=== Document text ===

»»

Stealing your earlier words, does entity/entities work here?
I read 'streams' and think of the java file / stream hieararchy?
Agreed this may all be happening in memory (and then optionally
written to disk), but I'm short on words that reflect this
>>> 2.3 The package shall hold any combintation of binary and/or text
>> Not sure I agree that text files must be distinguishable from binary
>> files. Once you have text files you end up dealing with DOS/Unix CRLF
>> conversions. Better to just store the file as-is, directly, at which
>> point there is no difference between text and binary files.
I'm saying absract them from the archive, not process them.
Thats in the application layer operating on these things.
Anyone see a problem omitting this differentiation? If not
then I'm OK to remove it.
>>> 2.3.1 There shall be no difference between a file prior to being
>>> archived and the corresponding file when extracted from the archive.
>> OK. And per above, if you are not changing a text file on different OS's
>> then there is no difference between text and binary.

««

=== Given records ===
»»

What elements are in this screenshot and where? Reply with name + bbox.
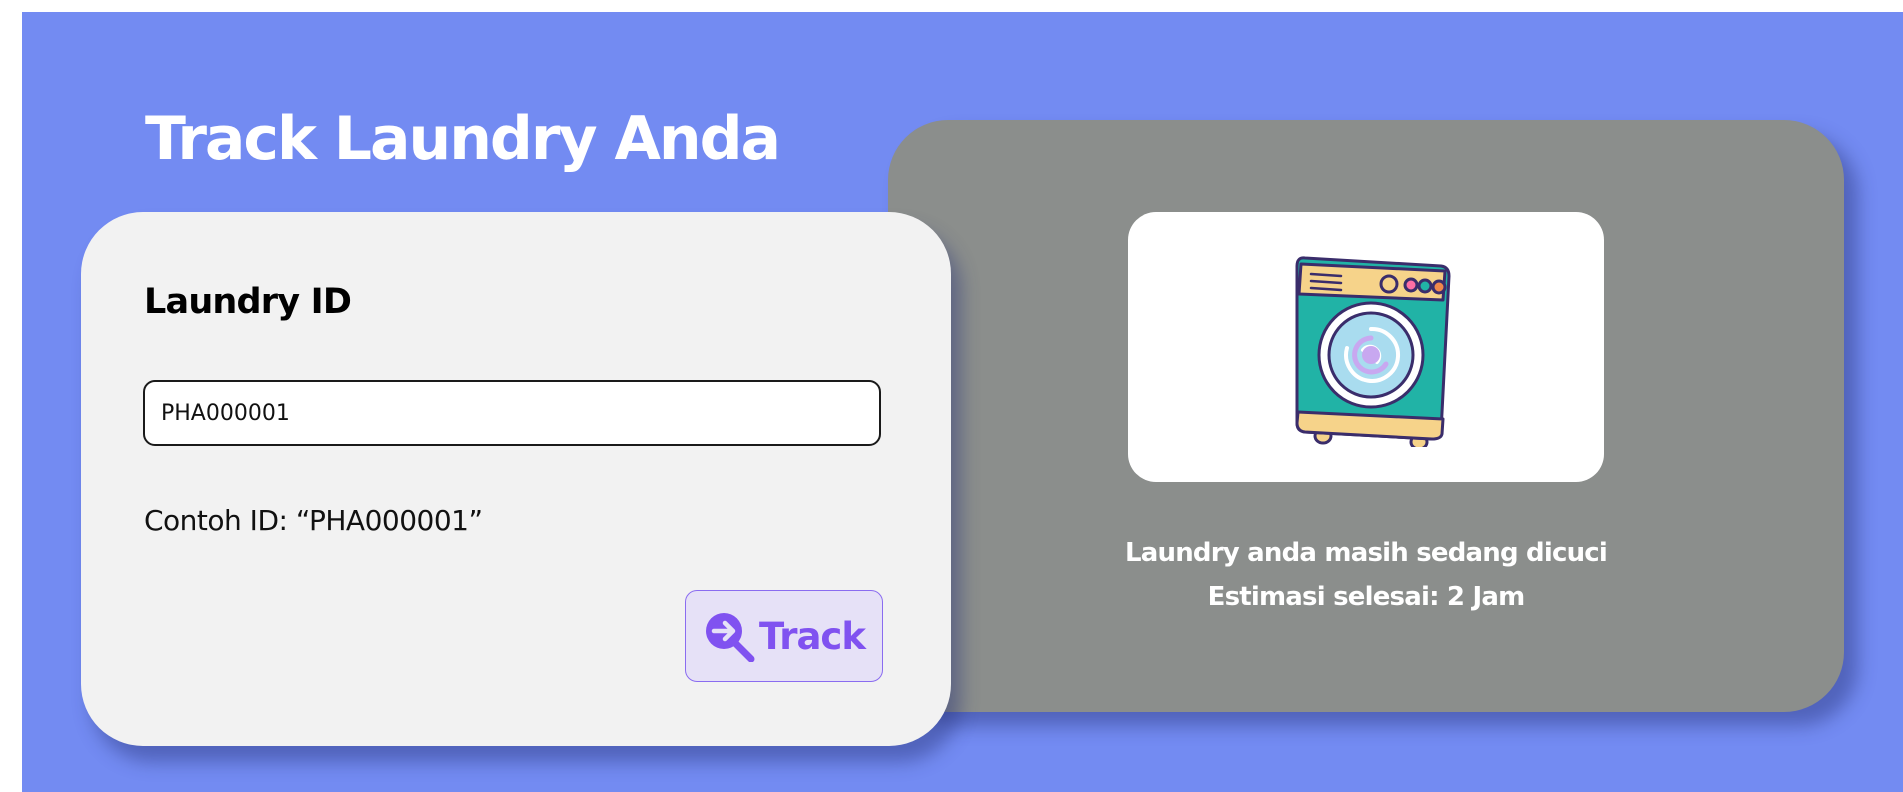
laundry-id-input[interactable] bbox=[143, 380, 881, 446]
page-title: Track Laundry Anda bbox=[145, 104, 781, 174]
page-background: Track Laundry Anda Laundry anda masih se… bbox=[22, 12, 1903, 792]
track-button[interactable]: Track bbox=[685, 590, 883, 682]
laundry-id-label: Laundry ID bbox=[144, 282, 352, 322]
status-card: Laundry anda masih sedang dicuci Estimas… bbox=[888, 120, 1844, 712]
track-button-label: Track bbox=[759, 614, 866, 658]
status-estimate: Estimasi selesai: 2 Jam bbox=[1207, 582, 1526, 612]
washing-machine-icon bbox=[1295, 256, 1451, 447]
track-form-card: Laundry ID Contoh ID: “PHA000001” Track bbox=[81, 212, 951, 746]
search-arrow-icon bbox=[706, 613, 755, 662]
illustration-box bbox=[1128, 212, 1604, 482]
example-id-hint: Contoh ID: “PHA000001” bbox=[144, 504, 483, 537]
status-message: Laundry anda masih sedang dicuci bbox=[1124, 538, 1608, 568]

««

=== Jobs ===
[1] In the archive discussion, what conversions does storing text files separately lead to?
[2] Reproduce the portion of the archive discussion that opens with the words containing "Anyone see a" and closes with "text and binary.".
The records have no connection to the archive discussion.

=== Per-task outputs ===
[1] DOS/Unix CRLF conversions.

[2]
Anyone see a problem omitting this differentiation? If not
then I'm OK to remove it.
>>> 2.3.1 There shall be no difference between a file prior to being
>>> archived and the corresponding file when extracted from the archive.
>> OK. And per above, if you are not changing a text file on different OS's
>> then there is no difference between text and binary.